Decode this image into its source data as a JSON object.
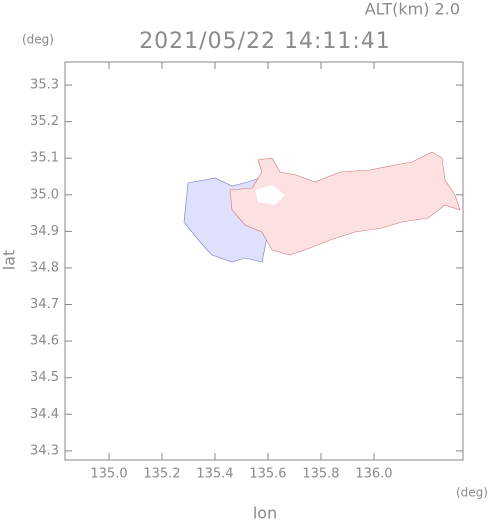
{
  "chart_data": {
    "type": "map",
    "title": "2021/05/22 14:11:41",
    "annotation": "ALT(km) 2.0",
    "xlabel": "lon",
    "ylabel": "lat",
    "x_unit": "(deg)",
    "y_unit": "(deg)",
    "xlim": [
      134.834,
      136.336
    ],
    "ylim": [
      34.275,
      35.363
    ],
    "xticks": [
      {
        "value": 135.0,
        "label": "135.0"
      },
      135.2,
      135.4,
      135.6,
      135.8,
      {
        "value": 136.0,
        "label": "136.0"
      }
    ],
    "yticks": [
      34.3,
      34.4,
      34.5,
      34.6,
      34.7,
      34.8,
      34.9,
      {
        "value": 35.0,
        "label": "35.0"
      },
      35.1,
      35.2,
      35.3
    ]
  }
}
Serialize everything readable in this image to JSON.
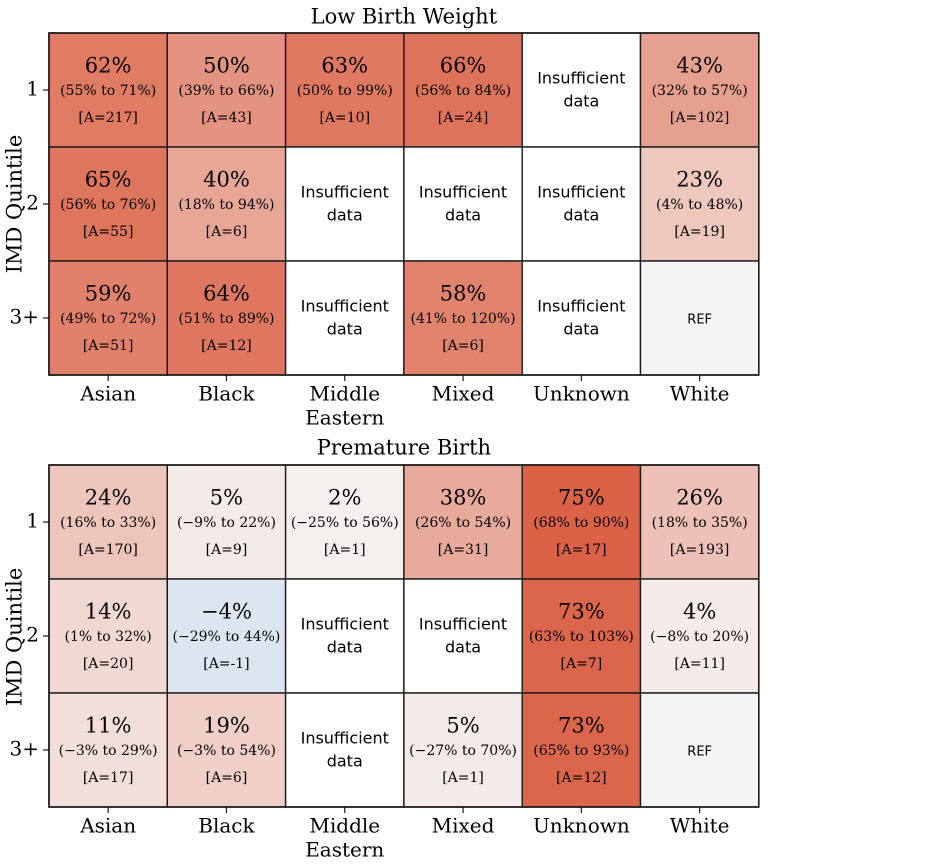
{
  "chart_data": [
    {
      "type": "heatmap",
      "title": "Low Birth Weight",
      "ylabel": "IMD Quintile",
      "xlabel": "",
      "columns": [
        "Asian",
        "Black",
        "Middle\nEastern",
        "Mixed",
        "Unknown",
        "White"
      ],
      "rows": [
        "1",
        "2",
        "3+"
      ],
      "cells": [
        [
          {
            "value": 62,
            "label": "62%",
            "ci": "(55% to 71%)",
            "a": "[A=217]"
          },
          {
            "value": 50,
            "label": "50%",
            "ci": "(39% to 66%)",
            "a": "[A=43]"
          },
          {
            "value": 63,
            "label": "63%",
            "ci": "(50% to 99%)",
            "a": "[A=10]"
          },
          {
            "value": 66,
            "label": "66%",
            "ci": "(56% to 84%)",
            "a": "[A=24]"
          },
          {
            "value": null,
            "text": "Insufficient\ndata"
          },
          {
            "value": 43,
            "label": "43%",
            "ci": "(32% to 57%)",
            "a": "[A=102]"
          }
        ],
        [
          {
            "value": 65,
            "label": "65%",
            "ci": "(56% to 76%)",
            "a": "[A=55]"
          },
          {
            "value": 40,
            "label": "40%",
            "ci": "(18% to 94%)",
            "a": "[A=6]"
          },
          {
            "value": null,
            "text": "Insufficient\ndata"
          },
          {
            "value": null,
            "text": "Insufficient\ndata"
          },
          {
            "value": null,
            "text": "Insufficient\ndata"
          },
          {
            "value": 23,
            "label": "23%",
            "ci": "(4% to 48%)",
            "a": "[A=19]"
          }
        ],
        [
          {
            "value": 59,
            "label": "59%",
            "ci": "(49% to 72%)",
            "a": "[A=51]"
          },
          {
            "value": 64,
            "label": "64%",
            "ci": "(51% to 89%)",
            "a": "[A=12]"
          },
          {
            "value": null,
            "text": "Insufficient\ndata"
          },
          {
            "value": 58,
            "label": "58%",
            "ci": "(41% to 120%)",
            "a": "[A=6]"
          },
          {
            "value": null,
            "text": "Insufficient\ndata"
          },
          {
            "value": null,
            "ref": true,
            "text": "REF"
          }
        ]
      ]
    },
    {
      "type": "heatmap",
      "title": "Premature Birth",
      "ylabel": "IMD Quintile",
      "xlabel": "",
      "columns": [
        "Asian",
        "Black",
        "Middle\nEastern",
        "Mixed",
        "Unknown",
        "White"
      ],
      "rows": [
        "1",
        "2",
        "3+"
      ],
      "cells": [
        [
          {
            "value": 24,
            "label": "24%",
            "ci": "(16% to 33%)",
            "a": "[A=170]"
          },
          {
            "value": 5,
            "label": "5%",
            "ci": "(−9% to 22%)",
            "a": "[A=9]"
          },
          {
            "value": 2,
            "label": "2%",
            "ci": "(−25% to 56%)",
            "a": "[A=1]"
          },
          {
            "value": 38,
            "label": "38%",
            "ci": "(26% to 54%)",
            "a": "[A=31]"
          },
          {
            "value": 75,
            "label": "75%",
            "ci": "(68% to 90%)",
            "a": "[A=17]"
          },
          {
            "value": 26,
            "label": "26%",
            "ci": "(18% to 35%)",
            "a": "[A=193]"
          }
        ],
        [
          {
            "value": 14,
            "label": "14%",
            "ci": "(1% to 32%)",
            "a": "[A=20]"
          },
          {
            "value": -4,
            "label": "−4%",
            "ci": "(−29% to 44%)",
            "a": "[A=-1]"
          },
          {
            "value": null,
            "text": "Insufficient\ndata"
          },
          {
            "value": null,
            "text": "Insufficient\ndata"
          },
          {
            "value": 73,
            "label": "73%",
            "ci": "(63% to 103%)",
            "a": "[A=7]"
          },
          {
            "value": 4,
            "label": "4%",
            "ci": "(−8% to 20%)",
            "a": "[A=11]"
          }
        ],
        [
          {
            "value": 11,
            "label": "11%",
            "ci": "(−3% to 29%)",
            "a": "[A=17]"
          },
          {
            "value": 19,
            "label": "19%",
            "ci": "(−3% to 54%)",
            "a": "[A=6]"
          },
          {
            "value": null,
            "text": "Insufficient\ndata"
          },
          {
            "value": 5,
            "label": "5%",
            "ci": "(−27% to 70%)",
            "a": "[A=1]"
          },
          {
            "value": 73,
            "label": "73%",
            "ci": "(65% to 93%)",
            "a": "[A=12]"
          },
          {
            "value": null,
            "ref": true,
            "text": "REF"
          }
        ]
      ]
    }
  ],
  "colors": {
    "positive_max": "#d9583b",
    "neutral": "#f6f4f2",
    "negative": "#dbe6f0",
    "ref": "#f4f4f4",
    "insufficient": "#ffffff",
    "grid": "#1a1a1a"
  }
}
● ● ●
EXERCISE TASK:
Repeat each record exactly as shown above, dropping all images.

EXERCISE OUTPUT:
Decode this image into its source data as a JSON object.
{
  "chart_data": {
    "type": "map",
    "title": "2021/05/22 14:11:41",
    "annotation": "ALT(km) 2.0",
    "xlabel": "lon",
    "ylabel": "lat",
    "x_unit": "(deg)",
    "y_unit": "(deg)",
    "xlim": [
      134.834,
      136.336
    ],
    "ylim": [
      34.275,
      35.363
    ],
    "xticks": [
      {
        "value": 135.0,
        "label": "135.0"
      },
      135.2,
      135.4,
      135.6,
      135.8,
      {
        "value": 136.0,
        "label": "136.0"
      }
    ],
    "yticks": [
      34.3,
      34.4,
      34.5,
      34.6,
      34.7,
      34.8,
      34.9,
      {
        "value": 35.0,
        "label": "35.0"
      },
      35.1,
      35.2,
      35.3
    ]
  }
}
Serialize everything readable in this image to JSON.
{
  "chart_data": [
    {
      "type": "heatmap",
      "title": "Low Birth Weight",
      "ylabel": "IMD Quintile",
      "xlabel": "",
      "columns": [
        "Asian",
        "Black",
        "Middle\nEastern",
        "Mixed",
        "Unknown",
        "White"
      ],
      "rows": [
        "1",
        "2",
        "3+"
      ],
      "cells": [
        [
          {
            "value": 62,
            "label": "62%",
            "ci": "(55% to 71%)",
            "a": "[A=217]"
          },
          {
            "value": 50,
            "label": "50%",
            "ci": "(39% to 66%)",
            "a": "[A=43]"
          },
          {
            "value": 63,
            "label": "63%",
            "ci": "(50% to 99%)",
            "a": "[A=10]"
          },
          {
            "value": 66,
            "label": "66%",
            "ci": "(56% to 84%)",
            "a": "[A=24]"
          },
          {
            "value": null,
            "text": "Insufficient\ndata"
          },
          {
            "value": 43,
            "label": "43%",
            "ci": "(32% to 57%)",
            "a": "[A=102]"
          }
        ],
        [
          {
            "value": 65,
            "label": "65%",
            "ci": "(56% to 76%)",
            "a": "[A=55]"
          },
          {
            "value": 40,
            "label": "40%",
            "ci": "(18% to 94%)",
            "a": "[A=6]"
          },
          {
            "value": null,
            "text": "Insufficient\ndata"
          },
          {
            "value": null,
            "text": "Insufficient\ndata"
          },
          {
            "value": null,
            "text": "Insufficient\ndata"
          },
          {
            "value": 23,
            "label": "23%",
            "ci": "(4% to 48%)",
            "a": "[A=19]"
          }
        ],
        [
          {
            "value": 59,
            "label": "59%",
            "ci": "(49% to 72%)",
            "a": "[A=51]"
          },
          {
            "value": 64,
            "label": "64%",
            "ci": "(51% to 89%)",
            "a": "[A=12]"
          },
          {
            "value": null,
            "text": "Insufficient\ndata"
          },
          {
            "value": 58,
            "label": "58%",
            "ci": "(41% to 120%)",
            "a": "[A=6]"
          },
          {
            "value": null,
            "text": "Insufficient\ndata"
          },
          {
            "value": null,
            "ref": true,
            "text": "REF"
          }
        ]
      ]
    },
    {
      "type": "heatmap",
      "title": "Premature Birth",
      "ylabel": "IMD Quintile",
      "xlabel": "",
      "columns": [
        "Asian",
        "Black",
        "Middle\nEastern",
        "Mixed",
        "Unknown",
        "White"
      ],
      "rows": [
        "1",
        "2",
        "3+"
      ],
      "cells": [
        [
          {
            "value": 24,
            "label": "24%",
            "ci": "(16% to 33%)",
            "a": "[A=170]"
          },
          {
            "value": 5,
            "label": "5%",
            "ci": "(−9% to 22%)",
            "a": "[A=9]"
          },
          {
            "value": 2,
            "label": "2%",
            "ci": "(−25% to 56%)",
            "a": "[A=1]"
          },
          {
            "value": 38,
            "label": "38%",
            "ci": "(26% to 54%)",
            "a": "[A=31]"
          },
          {
            "value": 75,
            "label": "75%",
            "ci": "(68% to 90%)",
            "a": "[A=17]"
          },
          {
            "value": 26,
            "label": "26%",
            "ci": "(18% to 35%)",
            "a": "[A=193]"
          }
        ],
        [
          {
            "value": 14,
            "label": "14%",
            "ci": "(1% to 32%)",
            "a": "[A=20]"
          },
          {
            "value": -4,
            "label": "−4%",
            "ci": "(−29% to 44%)",
            "a": "[A=-1]"
          },
          {
            "value": null,
            "text": "Insufficient\ndata"
          },
          {
            "value": null,
            "text": "Insufficient\ndata"
          },
          {
            "value": 73,
            "label": "73%",
            "ci": "(63% to 103%)",
            "a": "[A=7]"
          },
          {
            "value": 4,
            "label": "4%",
            "ci": "(−8% to 20%)",
            "a": "[A=11]"
          }
        ],
        [
          {
            "value": 11,
            "label": "11%",
            "ci": "(−3% to 29%)",
            "a": "[A=17]"
          },
          {
            "value": 19,
            "label": "19%",
            "ci": "(−3% to 54%)",
            "a": "[A=6]"
          },
          {
            "value": null,
            "text": "Insufficient\ndata"
          },
          {
            "value": 5,
            "label": "5%",
            "ci": "(−27% to 70%)",
            "a": "[A=1]"
          },
          {
            "value": 73,
            "label": "73%",
            "ci": "(65% to 93%)",
            "a": "[A=12]"
          },
          {
            "value": null,
            "ref": true,
            "text": "REF"
          }
        ]
      ]
    }
  ],
  "colors": {
    "positive_max": "#d9583b",
    "neutral": "#f6f4f2",
    "negative": "#dbe6f0",
    "ref": "#f4f4f4",
    "insufficient": "#ffffff",
    "grid": "#1a1a1a"
  }
}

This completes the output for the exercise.